▸ **WHAT TO WORK ON**: Set down the data below without change, skipping the pictures it holds.

★ ★ ★ ★ ★

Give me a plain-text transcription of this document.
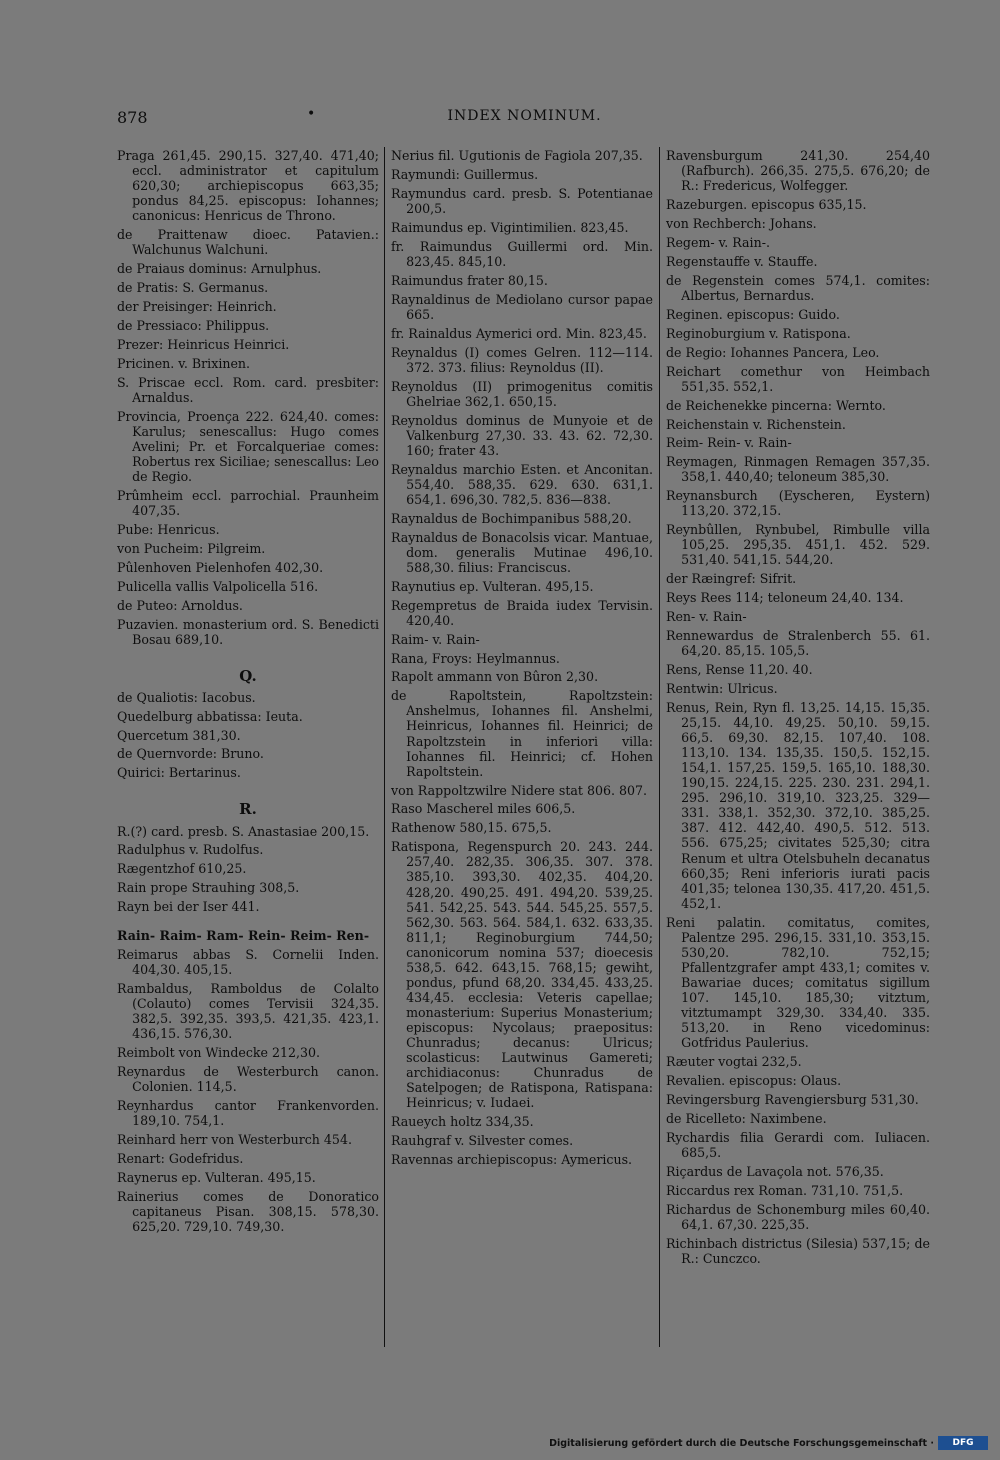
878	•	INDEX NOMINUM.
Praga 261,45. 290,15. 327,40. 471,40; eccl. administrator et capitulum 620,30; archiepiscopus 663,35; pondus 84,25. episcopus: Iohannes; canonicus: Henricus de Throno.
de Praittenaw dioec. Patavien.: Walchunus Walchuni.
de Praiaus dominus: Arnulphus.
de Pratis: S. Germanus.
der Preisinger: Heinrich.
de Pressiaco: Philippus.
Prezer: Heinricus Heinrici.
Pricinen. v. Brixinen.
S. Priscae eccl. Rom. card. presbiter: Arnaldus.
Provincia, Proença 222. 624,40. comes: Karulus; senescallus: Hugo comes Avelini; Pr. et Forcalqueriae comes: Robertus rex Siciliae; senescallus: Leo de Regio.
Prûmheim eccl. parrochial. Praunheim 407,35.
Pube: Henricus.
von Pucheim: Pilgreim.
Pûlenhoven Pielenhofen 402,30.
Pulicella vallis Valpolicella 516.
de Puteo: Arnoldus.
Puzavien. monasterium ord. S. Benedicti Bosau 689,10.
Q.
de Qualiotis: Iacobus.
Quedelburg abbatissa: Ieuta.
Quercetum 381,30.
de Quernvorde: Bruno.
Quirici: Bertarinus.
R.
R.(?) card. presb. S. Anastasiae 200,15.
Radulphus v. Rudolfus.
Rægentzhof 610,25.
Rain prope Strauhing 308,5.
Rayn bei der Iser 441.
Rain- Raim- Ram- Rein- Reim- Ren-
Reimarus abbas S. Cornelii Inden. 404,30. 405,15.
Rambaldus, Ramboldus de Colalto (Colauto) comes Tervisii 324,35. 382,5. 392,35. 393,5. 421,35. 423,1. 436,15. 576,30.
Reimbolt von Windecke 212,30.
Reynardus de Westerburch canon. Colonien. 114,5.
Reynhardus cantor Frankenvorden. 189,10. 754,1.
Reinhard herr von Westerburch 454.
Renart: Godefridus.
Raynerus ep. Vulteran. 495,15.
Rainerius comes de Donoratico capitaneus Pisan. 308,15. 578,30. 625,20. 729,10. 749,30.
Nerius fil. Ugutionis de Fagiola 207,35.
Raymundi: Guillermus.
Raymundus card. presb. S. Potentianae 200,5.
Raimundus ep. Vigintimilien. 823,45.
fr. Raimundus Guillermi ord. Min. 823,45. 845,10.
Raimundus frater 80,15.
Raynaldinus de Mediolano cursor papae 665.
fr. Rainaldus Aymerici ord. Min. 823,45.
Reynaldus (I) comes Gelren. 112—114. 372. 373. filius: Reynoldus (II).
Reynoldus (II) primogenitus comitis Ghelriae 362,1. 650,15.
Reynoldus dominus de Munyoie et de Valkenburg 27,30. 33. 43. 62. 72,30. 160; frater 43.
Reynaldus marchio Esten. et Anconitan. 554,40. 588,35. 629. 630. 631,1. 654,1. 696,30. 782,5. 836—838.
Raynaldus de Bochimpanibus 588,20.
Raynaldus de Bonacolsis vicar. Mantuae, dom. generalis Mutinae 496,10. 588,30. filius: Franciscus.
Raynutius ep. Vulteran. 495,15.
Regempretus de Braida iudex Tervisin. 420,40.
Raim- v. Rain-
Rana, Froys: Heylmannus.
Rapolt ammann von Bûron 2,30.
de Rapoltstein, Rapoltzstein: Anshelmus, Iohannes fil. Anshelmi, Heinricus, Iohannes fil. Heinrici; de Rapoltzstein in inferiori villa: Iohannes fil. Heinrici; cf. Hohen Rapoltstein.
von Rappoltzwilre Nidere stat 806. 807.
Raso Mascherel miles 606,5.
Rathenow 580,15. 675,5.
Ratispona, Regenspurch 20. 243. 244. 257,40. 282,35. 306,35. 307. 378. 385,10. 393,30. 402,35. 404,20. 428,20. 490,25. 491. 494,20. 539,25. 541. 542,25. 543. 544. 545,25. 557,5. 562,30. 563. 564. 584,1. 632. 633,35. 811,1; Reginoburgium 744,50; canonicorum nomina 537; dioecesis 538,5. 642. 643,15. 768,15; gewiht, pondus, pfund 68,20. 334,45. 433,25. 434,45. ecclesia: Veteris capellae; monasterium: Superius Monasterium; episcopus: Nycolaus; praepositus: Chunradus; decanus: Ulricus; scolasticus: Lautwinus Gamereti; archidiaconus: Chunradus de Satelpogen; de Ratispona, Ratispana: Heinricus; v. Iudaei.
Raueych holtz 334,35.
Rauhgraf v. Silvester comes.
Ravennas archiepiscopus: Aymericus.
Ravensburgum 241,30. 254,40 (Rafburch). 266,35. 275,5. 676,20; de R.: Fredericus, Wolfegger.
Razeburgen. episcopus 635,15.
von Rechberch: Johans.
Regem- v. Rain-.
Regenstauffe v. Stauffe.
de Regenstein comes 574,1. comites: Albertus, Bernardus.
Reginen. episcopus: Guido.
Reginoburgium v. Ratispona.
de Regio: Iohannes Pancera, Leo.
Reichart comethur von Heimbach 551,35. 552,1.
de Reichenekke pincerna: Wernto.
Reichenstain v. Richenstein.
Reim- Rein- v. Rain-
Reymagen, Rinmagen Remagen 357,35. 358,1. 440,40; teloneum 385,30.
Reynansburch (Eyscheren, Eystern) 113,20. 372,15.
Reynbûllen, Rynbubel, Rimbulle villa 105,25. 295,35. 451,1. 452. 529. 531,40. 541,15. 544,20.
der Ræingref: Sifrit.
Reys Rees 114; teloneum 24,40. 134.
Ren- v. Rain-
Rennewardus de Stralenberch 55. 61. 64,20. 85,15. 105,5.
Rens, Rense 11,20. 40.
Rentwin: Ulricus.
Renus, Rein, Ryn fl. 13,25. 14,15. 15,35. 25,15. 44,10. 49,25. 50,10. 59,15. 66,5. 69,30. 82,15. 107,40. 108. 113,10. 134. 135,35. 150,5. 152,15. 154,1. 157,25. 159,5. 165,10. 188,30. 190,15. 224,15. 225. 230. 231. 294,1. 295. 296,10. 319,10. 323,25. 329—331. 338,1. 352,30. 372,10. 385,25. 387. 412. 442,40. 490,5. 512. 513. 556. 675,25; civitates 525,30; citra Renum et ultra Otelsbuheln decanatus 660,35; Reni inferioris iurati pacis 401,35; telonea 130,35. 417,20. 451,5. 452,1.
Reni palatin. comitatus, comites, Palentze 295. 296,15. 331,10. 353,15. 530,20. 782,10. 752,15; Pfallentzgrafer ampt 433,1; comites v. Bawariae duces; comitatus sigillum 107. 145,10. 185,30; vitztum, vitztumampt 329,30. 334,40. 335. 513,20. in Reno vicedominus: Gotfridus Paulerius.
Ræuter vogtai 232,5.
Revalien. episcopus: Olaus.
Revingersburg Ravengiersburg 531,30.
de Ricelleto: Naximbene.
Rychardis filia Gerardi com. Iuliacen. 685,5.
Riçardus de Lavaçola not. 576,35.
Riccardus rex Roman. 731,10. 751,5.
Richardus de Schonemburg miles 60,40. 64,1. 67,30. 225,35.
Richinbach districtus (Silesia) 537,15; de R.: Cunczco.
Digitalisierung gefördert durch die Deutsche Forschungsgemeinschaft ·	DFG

★ ★ ★ ★ ★

▸ **EXPECTED ANSWER**:
Give me a plain-text transcription of this document.
878	•	INDEX NOMINUM.
Praga 261,45. 290,15. 327,40. 471,40; eccl. administrator et capitulum 620,30; archiepiscopus 663,35; pondus 84,25. episcopus: Iohannes; canonicus: Henricus de Throno.
de Praittenaw dioec. Patavien.: Walchunus Walchuni.
de Praiaus dominus: Arnulphus.
de Pratis: S. Germanus.
der Preisinger: Heinrich.
de Pressiaco: Philippus.
Prezer: Heinricus Heinrici.
Pricinen. v. Brixinen.
S. Priscae eccl. Rom. card. presbiter: Arnaldus.
Provincia, Proença 222. 624,40. comes: Karulus; senescallus: Hugo comes Avelini; Pr. et Forcalqueriae comes: Robertus rex Siciliae; senescallus: Leo de Regio.
Prûmheim eccl. parrochial. Praunheim 407,35.
Pube: Henricus.
von Pucheim: Pilgreim.
Pûlenhoven Pielenhofen 402,30.
Pulicella vallis Valpolicella 516.
de Puteo: Arnoldus.
Puzavien. monasterium ord. S. Benedicti Bosau 689,10.
Q.
de Qualiotis: Iacobus.
Quedelburg abbatissa: Ieuta.
Quercetum 381,30.
de Quernvorde: Bruno.
Quirici: Bertarinus.
R.
R.(?) card. presb. S. Anastasiae 200,15.
Radulphus v. Rudolfus.
Rægentzhof 610,25.
Rain prope Strauhing 308,5.
Rayn bei der Iser 441.
Rain- Raim- Ram- Rein- Reim- Ren-
Reimarus abbas S. Cornelii Inden. 404,30. 405,15.
Rambaldus, Ramboldus de Colalto (Colauto) comes Tervisii 324,35. 382,5. 392,35. 393,5. 421,35. 423,1. 436,15. 576,30.
Reimbolt von Windecke 212,30.
Reynardus de Westerburch canon. Colonien. 114,5.
Reynhardus cantor Frankenvorden. 189,10. 754,1.
Reinhard herr von Westerburch 454.
Renart: Godefridus.
Raynerus ep. Vulteran. 495,15.
Rainerius comes de Donoratico capitaneus Pisan. 308,15. 578,30. 625,20. 729,10. 749,30.
Nerius fil. Ugutionis de Fagiola 207,35.
Raymundi: Guillermus.
Raymundus card. presb. S. Potentianae 200,5.
Raimundus ep. Vigintimilien. 823,45.
fr. Raimundus Guillermi ord. Min. 823,45. 845,10.
Raimundus frater 80,15.
Raynaldinus de Mediolano cursor papae 665.
fr. Rainaldus Aymerici ord. Min. 823,45.
Reynaldus (I) comes Gelren. 112—114. 372. 373. filius: Reynoldus (II).
Reynoldus (II) primogenitus comitis Ghelriae 362,1. 650,15.
Reynoldus dominus de Munyoie et de Valkenburg 27,30. 33. 43. 62. 72,30. 160; frater 43.
Reynaldus marchio Esten. et Anconitan. 554,40. 588,35. 629. 630. 631,1. 654,1. 696,30. 782,5. 836—838.
Raynaldus de Bochimpanibus 588,20.
Raynaldus de Bonacolsis vicar. Mantuae, dom. generalis Mutinae 496,10. 588,30. filius: Franciscus.
Raynutius ep. Vulteran. 495,15.
Regempretus de Braida iudex Tervisin. 420,40.
Raim- v. Rain-
Rana, Froys: Heylmannus.
Rapolt ammann von Bûron 2,30.
de Rapoltstein, Rapoltzstein: Anshelmus, Iohannes fil. Anshelmi, Heinricus, Iohannes fil. Heinrici; de Rapoltzstein in inferiori villa: Iohannes fil. Heinrici; cf. Hohen Rapoltstein.
von Rappoltzwilre Nidere stat 806. 807.
Raso Mascherel miles 606,5.
Rathenow 580,15. 675,5.
Ratispona, Regenspurch 20. 243. 244. 257,40. 282,35. 306,35. 307. 378. 385,10. 393,30. 402,35. 404,20. 428,20. 490,25. 491. 494,20. 539,25. 541. 542,25. 543. 544. 545,25. 557,5. 562,30. 563. 564. 584,1. 632. 633,35. 811,1; Reginoburgium 744,50; canonicorum nomina 537; dioecesis 538,5. 642. 643,15. 768,15; gewiht, pondus, pfund 68,20. 334,45. 433,25. 434,45. ecclesia: Veteris capellae; monasterium: Superius Monasterium; episcopus: Nycolaus; praepositus: Chunradus; decanus: Ulricus; scolasticus: Lautwinus Gamereti; archidiaconus: Chunradus de Satelpogen; de Ratispona, Ratispana: Heinricus; v. Iudaei.
Raueych holtz 334,35.
Rauhgraf v. Silvester comes.
Ravennas archiepiscopus: Aymericus.
Ravensburgum 241,30. 254,40 (Rafburch). 266,35. 275,5. 676,20; de R.: Fredericus, Wolfegger.
Razeburgen. episcopus 635,15.
von Rechberch: Johans.
Regem- v. Rain-.
Regenstauffe v. Stauffe.
de Regenstein comes 574,1. comites: Albertus, Bernardus.
Reginen. episcopus: Guido.
Reginoburgium v. Ratispona.
de Regio: Iohannes Pancera, Leo.
Reichart comethur von Heimbach 551,35. 552,1.
de Reichenekke pincerna: Wernto.
Reichenstain v. Richenstein.
Reim- Rein- v. Rain-
Reymagen, Rinmagen Remagen 357,35. 358,1. 440,40; teloneum 385,30.
Reynansburch (Eyscheren, Eystern) 113,20. 372,15.
Reynbûllen, Rynbubel, Rimbulle villa 105,25. 295,35. 451,1. 452. 529. 531,40. 541,15. 544,20.
der Ræingref: Sifrit.
Reys Rees 114; teloneum 24,40. 134.
Ren- v. Rain-
Rennewardus de Stralenberch 55. 61. 64,20. 85,15. 105,5.
Rens, Rense 11,20. 40.
Rentwin: Ulricus.
Renus, Rein, Ryn fl. 13,25. 14,15. 15,35. 25,15. 44,10. 49,25. 50,10. 59,15. 66,5. 69,30. 82,15. 107,40. 108. 113,10. 134. 135,35. 150,5. 152,15. 154,1. 157,25. 159,5. 165,10. 188,30. 190,15. 224,15. 225. 230. 231. 294,1. 295. 296,10. 319,10. 323,25. 329—331. 338,1. 352,30. 372,10. 385,25. 387. 412. 442,40. 490,5. 512. 513. 556. 675,25; civitates 525,30; citra Renum et ultra Otelsbuheln decanatus 660,35; Reni inferioris iurati pacis 401,35; telonea 130,35. 417,20. 451,5. 452,1.
Reni palatin. comitatus, comites, Palentze 295. 296,15. 331,10. 353,15. 530,20. 782,10. 752,15; Pfallentzgrafer ampt 433,1; comites v. Bawariae duces; comitatus sigillum 107. 145,10. 185,30; vitztum, vitztumampt 329,30. 334,40. 335. 513,20. in Reno vicedominus: Gotfridus Paulerius.
Ræuter vogtai 232,5.
Revalien. episcopus: Olaus.
Revingersburg Ravengiersburg 531,30.
de Ricelleto: Naximbene.
Rychardis filia Gerardi com. Iuliacen. 685,5.
Riçardus de Lavaçola not. 576,35.
Riccardus rex Roman. 731,10. 751,5.
Richardus de Schonemburg miles 60,40. 64,1. 67,30. 225,35.
Richinbach districtus (Silesia) 537,15; de R.: Cunczco.
Digitalisierung gefördert durch die Deutsche Forschungsgemeinschaft ·	DFG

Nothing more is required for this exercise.